Exercise brief >> Can you write out all of the material below, word for word?
━━━ Exercise inputs
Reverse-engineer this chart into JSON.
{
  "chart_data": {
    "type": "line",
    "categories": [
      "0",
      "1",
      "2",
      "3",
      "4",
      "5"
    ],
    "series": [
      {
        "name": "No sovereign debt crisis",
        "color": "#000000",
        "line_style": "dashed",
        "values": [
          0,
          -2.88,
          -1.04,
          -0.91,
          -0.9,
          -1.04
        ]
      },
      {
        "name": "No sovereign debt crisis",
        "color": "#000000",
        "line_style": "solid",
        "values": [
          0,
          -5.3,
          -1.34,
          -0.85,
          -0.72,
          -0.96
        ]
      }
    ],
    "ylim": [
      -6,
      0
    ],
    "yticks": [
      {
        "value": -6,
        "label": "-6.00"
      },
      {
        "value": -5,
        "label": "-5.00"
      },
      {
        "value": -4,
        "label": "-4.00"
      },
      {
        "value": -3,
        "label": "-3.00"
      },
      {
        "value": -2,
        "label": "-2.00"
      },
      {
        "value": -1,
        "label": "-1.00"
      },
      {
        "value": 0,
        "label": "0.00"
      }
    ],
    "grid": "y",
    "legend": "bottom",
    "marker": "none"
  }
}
━━━━━━
Task output >>
Reverse-engineer this chart into JSON.
{
  "chart_data": {
    "type": "line",
    "categories": [
      "0",
      "1",
      "2",
      "3",
      "4",
      "5"
    ],
    "series": [
      {
        "name": "No sovereign debt crisis",
        "color": "#000000",
        "line_style": "dashed",
        "values": [
          0,
          -2.88,
          -1.04,
          -0.91,
          -0.9,
          -1.04
        ]
      },
      {
        "name": "No sovereign debt crisis",
        "color": "#000000",
        "line_style": "solid",
        "values": [
          0,
          -5.3,
          -1.34,
          -0.85,
          -0.72,
          -0.96
        ]
      }
    ],
    "ylim": [
      -6,
      0
    ],
    "yticks": [
      {
        "value": -6,
        "label": "-6.00"
      },
      {
        "value": -5,
        "label": "-5.00"
      },
      {
        "value": -4,
        "label": "-4.00"
      },
      {
        "value": -3,
        "label": "-3.00"
      },
      {
        "value": -2,
        "label": "-2.00"
      },
      {
        "value": -1,
        "label": "-1.00"
      },
      {
        "value": 0,
        "label": "0.00"
      }
    ],
    "grid": "y",
    "legend": "bottom",
    "marker": "none"
  }
}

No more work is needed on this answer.